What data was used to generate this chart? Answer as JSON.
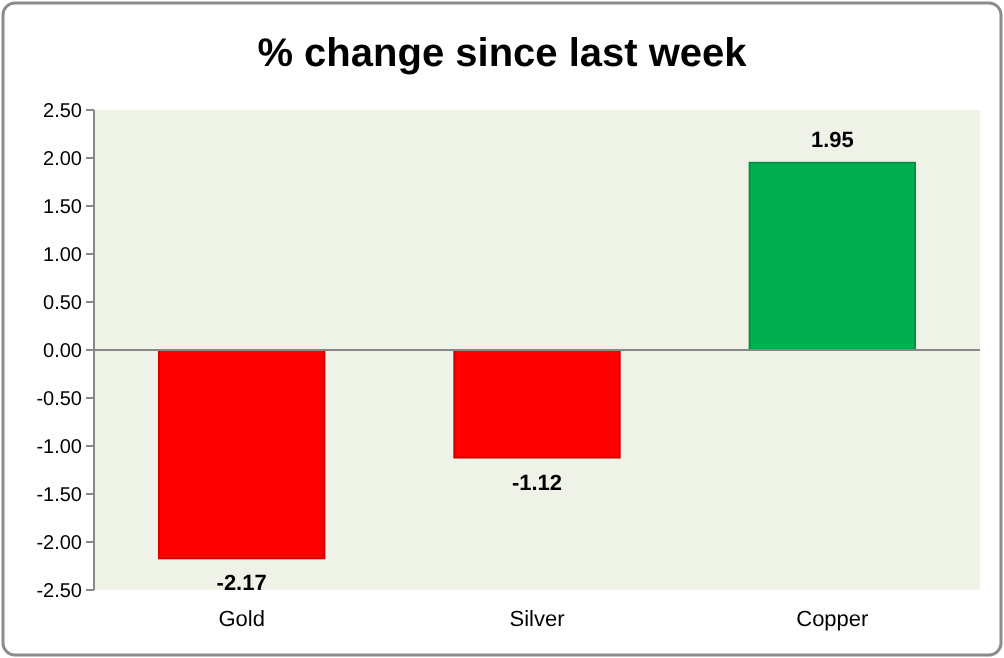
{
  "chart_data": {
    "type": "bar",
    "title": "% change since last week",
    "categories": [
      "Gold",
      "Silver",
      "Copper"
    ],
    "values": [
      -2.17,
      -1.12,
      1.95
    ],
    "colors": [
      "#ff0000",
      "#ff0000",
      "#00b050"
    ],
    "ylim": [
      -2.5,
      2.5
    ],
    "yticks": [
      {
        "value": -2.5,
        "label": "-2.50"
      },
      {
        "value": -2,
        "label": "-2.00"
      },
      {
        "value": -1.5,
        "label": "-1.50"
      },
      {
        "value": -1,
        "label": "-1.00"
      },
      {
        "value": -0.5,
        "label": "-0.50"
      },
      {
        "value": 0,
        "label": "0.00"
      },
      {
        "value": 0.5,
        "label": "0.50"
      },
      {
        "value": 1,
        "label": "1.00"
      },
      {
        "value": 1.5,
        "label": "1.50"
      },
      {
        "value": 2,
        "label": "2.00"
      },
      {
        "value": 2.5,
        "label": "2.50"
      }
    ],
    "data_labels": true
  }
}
...
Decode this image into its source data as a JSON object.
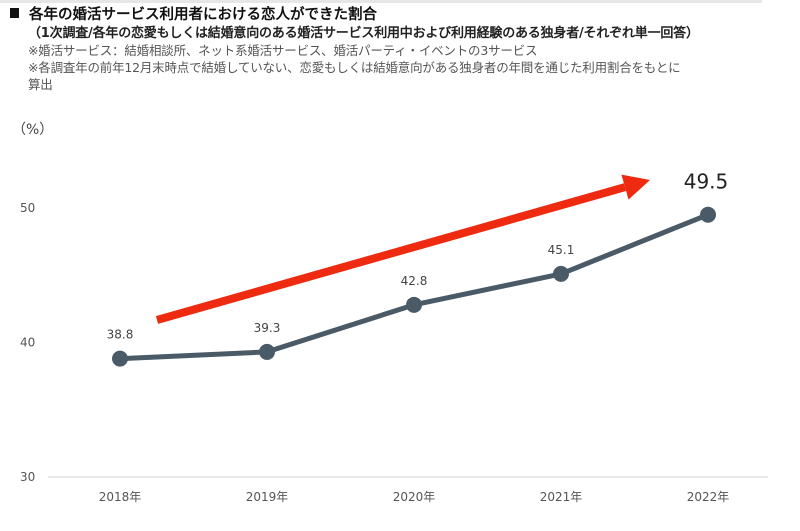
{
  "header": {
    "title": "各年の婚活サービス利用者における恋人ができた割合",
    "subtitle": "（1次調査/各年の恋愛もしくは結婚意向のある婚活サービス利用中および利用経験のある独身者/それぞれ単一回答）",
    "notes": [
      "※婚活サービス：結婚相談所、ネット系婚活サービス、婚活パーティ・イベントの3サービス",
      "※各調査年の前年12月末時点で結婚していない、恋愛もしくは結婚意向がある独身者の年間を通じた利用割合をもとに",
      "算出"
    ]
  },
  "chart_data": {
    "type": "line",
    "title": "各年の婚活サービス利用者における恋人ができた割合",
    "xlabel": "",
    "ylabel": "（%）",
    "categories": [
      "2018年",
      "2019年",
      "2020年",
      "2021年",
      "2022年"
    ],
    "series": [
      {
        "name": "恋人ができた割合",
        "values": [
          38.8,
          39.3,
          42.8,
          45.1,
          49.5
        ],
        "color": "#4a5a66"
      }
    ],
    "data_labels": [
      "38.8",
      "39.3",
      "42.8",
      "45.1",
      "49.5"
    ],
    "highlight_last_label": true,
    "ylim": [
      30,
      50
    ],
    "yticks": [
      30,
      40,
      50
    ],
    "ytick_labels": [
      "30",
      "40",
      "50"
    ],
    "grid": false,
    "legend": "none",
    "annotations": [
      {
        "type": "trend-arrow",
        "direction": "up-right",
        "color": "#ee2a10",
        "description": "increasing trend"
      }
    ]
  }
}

• **Required task**
Select all lines in the listing above where the word "true" appears, and show them.

• **Expected output**
    "data_labels": true
    "highlight_last_label": true,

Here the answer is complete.